* CHALLENGE *
Quote all of the entries word for word.

— Start of DATASET RECORDS —

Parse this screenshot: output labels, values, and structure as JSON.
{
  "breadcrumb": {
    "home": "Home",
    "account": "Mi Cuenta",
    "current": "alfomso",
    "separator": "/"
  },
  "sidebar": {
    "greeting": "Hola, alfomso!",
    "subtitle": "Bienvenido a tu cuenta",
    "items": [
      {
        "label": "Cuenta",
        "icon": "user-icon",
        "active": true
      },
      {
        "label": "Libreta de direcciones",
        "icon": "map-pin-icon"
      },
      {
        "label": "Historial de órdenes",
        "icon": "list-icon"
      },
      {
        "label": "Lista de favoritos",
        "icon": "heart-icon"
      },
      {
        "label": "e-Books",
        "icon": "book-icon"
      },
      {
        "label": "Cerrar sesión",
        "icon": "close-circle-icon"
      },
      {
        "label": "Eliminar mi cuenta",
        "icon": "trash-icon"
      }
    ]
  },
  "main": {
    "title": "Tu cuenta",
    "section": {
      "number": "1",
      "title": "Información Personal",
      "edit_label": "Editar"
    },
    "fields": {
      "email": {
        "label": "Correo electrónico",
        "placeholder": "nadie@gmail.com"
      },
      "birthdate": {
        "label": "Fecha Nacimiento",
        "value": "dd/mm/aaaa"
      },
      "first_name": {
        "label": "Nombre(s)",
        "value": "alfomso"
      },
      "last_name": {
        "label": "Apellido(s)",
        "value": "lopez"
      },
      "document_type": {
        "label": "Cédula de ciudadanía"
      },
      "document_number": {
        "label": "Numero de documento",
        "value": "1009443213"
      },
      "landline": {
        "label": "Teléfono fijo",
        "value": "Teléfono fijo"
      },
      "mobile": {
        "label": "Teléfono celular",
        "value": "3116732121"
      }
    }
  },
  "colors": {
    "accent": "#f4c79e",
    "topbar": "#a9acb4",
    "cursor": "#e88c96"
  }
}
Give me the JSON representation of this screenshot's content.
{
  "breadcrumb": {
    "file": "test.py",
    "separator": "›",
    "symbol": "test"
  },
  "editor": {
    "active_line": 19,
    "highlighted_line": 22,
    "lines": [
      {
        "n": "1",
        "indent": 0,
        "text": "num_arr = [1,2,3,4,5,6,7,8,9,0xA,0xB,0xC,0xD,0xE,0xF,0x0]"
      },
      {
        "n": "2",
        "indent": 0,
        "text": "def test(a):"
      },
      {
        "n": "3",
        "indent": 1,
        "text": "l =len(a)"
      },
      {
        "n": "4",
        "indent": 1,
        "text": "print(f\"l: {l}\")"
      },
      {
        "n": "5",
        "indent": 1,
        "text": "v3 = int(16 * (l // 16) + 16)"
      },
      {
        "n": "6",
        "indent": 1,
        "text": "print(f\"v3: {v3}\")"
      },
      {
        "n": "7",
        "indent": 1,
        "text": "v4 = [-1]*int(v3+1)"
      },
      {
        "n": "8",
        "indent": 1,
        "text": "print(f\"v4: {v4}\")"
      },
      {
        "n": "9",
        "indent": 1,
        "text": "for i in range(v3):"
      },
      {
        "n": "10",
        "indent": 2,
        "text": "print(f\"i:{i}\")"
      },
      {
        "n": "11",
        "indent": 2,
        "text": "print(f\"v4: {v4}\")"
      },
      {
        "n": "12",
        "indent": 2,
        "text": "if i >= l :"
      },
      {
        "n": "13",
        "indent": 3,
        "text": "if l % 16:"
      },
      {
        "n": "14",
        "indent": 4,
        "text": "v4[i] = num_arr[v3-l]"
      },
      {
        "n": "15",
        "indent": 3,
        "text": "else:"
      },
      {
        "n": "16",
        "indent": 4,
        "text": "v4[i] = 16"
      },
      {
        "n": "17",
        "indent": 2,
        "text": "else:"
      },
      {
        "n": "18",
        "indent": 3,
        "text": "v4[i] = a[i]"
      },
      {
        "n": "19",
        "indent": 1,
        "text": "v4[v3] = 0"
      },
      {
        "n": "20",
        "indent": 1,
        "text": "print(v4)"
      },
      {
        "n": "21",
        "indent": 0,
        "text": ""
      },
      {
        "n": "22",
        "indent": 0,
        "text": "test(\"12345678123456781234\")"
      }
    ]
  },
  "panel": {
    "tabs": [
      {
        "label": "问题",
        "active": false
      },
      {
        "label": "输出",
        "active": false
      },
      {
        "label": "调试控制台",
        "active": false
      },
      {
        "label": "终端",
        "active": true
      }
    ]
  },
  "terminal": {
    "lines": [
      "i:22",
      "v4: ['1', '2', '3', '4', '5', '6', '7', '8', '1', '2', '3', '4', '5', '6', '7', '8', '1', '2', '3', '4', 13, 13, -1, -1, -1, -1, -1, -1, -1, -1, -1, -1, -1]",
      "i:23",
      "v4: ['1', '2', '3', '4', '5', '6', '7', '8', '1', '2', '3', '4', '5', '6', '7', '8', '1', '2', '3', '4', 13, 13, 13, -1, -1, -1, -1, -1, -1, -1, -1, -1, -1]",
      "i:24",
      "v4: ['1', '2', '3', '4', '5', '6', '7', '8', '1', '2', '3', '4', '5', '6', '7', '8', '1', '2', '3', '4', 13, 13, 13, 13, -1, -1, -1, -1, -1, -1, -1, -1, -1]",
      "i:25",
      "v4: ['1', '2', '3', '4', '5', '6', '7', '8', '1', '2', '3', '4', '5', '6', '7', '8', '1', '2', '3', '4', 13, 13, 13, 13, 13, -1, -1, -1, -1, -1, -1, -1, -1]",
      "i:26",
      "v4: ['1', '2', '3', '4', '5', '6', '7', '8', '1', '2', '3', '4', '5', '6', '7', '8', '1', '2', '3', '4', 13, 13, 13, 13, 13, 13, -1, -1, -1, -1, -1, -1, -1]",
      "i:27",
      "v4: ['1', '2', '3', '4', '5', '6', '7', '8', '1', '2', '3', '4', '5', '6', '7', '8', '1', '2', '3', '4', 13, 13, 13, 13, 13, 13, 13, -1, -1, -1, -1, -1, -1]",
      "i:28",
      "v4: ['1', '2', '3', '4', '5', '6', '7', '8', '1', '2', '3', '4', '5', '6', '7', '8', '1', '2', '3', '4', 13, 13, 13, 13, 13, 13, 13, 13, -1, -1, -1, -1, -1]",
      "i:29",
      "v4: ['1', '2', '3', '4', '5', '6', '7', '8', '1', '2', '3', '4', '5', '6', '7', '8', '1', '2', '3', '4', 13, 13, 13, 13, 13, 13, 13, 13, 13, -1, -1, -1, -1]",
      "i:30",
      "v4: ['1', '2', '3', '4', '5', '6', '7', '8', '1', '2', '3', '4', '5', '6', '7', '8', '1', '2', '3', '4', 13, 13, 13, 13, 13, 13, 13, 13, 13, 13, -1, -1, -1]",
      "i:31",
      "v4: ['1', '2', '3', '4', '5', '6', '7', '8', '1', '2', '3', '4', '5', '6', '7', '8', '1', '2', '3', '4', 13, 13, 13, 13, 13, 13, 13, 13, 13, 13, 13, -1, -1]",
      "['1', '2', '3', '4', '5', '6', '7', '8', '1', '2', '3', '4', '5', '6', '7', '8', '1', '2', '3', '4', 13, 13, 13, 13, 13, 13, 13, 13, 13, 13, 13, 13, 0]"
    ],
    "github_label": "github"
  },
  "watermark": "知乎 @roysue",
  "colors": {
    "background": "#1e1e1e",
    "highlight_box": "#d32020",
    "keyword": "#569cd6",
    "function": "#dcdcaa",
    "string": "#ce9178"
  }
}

— End of DATASET RECORDS —

* EXERCISE RESULT *
Parse this screenshot: output labels, values, and structure as JSON.
{
  "breadcrumb": {
    "home": "Home",
    "account": "Mi Cuenta",
    "current": "alfomso",
    "separator": "/"
  },
  "sidebar": {
    "greeting": "Hola, alfomso!",
    "subtitle": "Bienvenido a tu cuenta",
    "items": [
      {
        "label": "Cuenta",
        "icon": "user-icon",
        "active": true
      },
      {
        "label": "Libreta de direcciones",
        "icon": "map-pin-icon"
      },
      {
        "label": "Historial de órdenes",
        "icon": "list-icon"
      },
      {
        "label": "Lista de favoritos",
        "icon": "heart-icon"
      },
      {
        "label": "e-Books",
        "icon": "book-icon"
      },
      {
        "label": "Cerrar sesión",
        "icon": "close-circle-icon"
      },
      {
        "label": "Eliminar mi cuenta",
        "icon": "trash-icon"
      }
    ]
  },
  "main": {
    "title": "Tu cuenta",
    "section": {
      "number": "1",
      "title": "Información Personal",
      "edit_label": "Editar"
    },
    "fields": {
      "email": {
        "label": "Correo electrónico",
        "placeholder": "nadie@gmail.com"
      },
      "birthdate": {
        "label": "Fecha Nacimiento",
        "value": "dd/mm/aaaa"
      },
      "first_name": {
        "label": "Nombre(s)",
        "value": "alfomso"
      },
      "last_name": {
        "label": "Apellido(s)",
        "value": "lopez"
      },
      "document_type": {
        "label": "Cédula de ciudadanía"
      },
      "document_number": {
        "label": "Numero de documento",
        "value": "1009443213"
      },
      "landline": {
        "label": "Teléfono fijo",
        "value": "Teléfono fijo"
      },
      "mobile": {
        "label": "Teléfono celular",
        "value": "3116732121"
      }
    }
  },
  "colors": {
    "accent": "#f4c79e",
    "topbar": "#a9acb4",
    "cursor": "#e88c96"
  }
}
Give me the JSON representation of this screenshot's content.
{
  "breadcrumb": {
    "file": "test.py",
    "separator": "›",
    "symbol": "test"
  },
  "editor": {
    "active_line": 19,
    "highlighted_line": 22,
    "lines": [
      {
        "n": "1",
        "indent": 0,
        "text": "num_arr = [1,2,3,4,5,6,7,8,9,0xA,0xB,0xC,0xD,0xE,0xF,0x0]"
      },
      {
        "n": "2",
        "indent": 0,
        "text": "def test(a):"
      },
      {
        "n": "3",
        "indent": 1,
        "text": "l =len(a)"
      },
      {
        "n": "4",
        "indent": 1,
        "text": "print(f\"l: {l}\")"
      },
      {
        "n": "5",
        "indent": 1,
        "text": "v3 = int(16 * (l // 16) + 16)"
      },
      {
        "n": "6",
        "indent": 1,
        "text": "print(f\"v3: {v3}\")"
      },
      {
        "n": "7",
        "indent": 1,
        "text": "v4 = [-1]*int(v3+1)"
      },
      {
        "n": "8",
        "indent": 1,
        "text": "print(f\"v4: {v4}\")"
      },
      {
        "n": "9",
        "indent": 1,
        "text": "for i in range(v3):"
      },
      {
        "n": "10",
        "indent": 2,
        "text": "print(f\"i:{i}\")"
      },
      {
        "n": "11",
        "indent": 2,
        "text": "print(f\"v4: {v4}\")"
      },
      {
        "n": "12",
        "indent": 2,
        "text": "if i >= l :"
      },
      {
        "n": "13",
        "indent": 3,
        "text": "if l % 16:"
      },
      {
        "n": "14",
        "indent": 4,
        "text": "v4[i] = num_arr[v3-l]"
      },
      {
        "n": "15",
        "indent": 3,
        "text": "else:"
      },
      {
        "n": "16",
        "indent": 4,
        "text": "v4[i] = 16"
      },
      {
        "n": "17",
        "indent": 2,
        "text": "else:"
      },
      {
        "n": "18",
        "indent": 3,
        "text": "v4[i] = a[i]"
      },
      {
        "n": "19",
        "indent": 1,
        "text": "v4[v3] = 0"
      },
      {
        "n": "20",
        "indent": 1,
        "text": "print(v4)"
      },
      {
        "n": "21",
        "indent": 0,
        "text": ""
      },
      {
        "n": "22",
        "indent": 0,
        "text": "test(\"12345678123456781234\")"
      }
    ]
  },
  "panel": {
    "tabs": [
      {
        "label": "问题",
        "active": false
      },
      {
        "label": "输出",
        "active": false
      },
      {
        "label": "调试控制台",
        "active": false
      },
      {
        "label": "终端",
        "active": true
      }
    ]
  },
  "terminal": {
    "lines": [
      "i:22",
      "v4: ['1', '2', '3', '4', '5', '6', '7', '8', '1', '2', '3', '4', '5', '6', '7', '8', '1', '2', '3', '4', 13, 13, -1, -1, -1, -1, -1, -1, -1, -1, -1, -1, -1]",
      "i:23",
      "v4: ['1', '2', '3', '4', '5', '6', '7', '8', '1', '2', '3', '4', '5', '6', '7', '8', '1', '2', '3', '4', 13, 13, 13, -1, -1, -1, -1, -1, -1, -1, -1, -1, -1]",
      "i:24",
      "v4: ['1', '2', '3', '4', '5', '6', '7', '8', '1', '2', '3', '4', '5', '6', '7', '8', '1', '2', '3', '4', 13, 13, 13, 13, -1, -1, -1, -1, -1, -1, -1, -1, -1]",
      "i:25",
      "v4: ['1', '2', '3', '4', '5', '6', '7', '8', '1', '2', '3', '4', '5', '6', '7', '8', '1', '2', '3', '4', 13, 13, 13, 13, 13, -1, -1, -1, -1, -1, -1, -1, -1]",
      "i:26",
      "v4: ['1', '2', '3', '4', '5', '6', '7', '8', '1', '2', '3', '4', '5', '6', '7', '8', '1', '2', '3', '4', 13, 13, 13, 13, 13, 13, -1, -1, -1, -1, -1, -1, -1]",
      "i:27",
      "v4: ['1', '2', '3', '4', '5', '6', '7', '8', '1', '2', '3', '4', '5', '6', '7', '8', '1', '2', '3', '4', 13, 13, 13, 13, 13, 13, 13, -1, -1, -1, -1, -1, -1]",
      "i:28",
      "v4: ['1', '2', '3', '4', '5', '6', '7', '8', '1', '2', '3', '4', '5', '6', '7', '8', '1', '2', '3', '4', 13, 13, 13, 13, 13, 13, 13, 13, -1, -1, -1, -1, -1]",
      "i:29",
      "v4: ['1', '2', '3', '4', '5', '6', '7', '8', '1', '2', '3', '4', '5', '6', '7', '8', '1', '2', '3', '4', 13, 13, 13, 13, 13, 13, 13, 13, 13, -1, -1, -1, -1]",
      "i:30",
      "v4: ['1', '2', '3', '4', '5', '6', '7', '8', '1', '2', '3', '4', '5', '6', '7', '8', '1', '2', '3', '4', 13, 13, 13, 13, 13, 13, 13, 13, 13, 13, -1, -1, -1]",
      "i:31",
      "v4: ['1', '2', '3', '4', '5', '6', '7', '8', '1', '2', '3', '4', '5', '6', '7', '8', '1', '2', '3', '4', 13, 13, 13, 13, 13, 13, 13, 13, 13, 13, 13, -1, -1]",
      "['1', '2', '3', '4', '5', '6', '7', '8', '1', '2', '3', '4', '5', '6', '7', '8', '1', '2', '3', '4', 13, 13, 13, 13, 13, 13, 13, 13, 13, 13, 13, 13, 0]"
    ],
    "github_label": "github"
  },
  "watermark": "知乎 @roysue",
  "colors": {
    "background": "#1e1e1e",
    "highlight_box": "#d32020",
    "keyword": "#569cd6",
    "function": "#dcdcaa",
    "string": "#ce9178"
  }
}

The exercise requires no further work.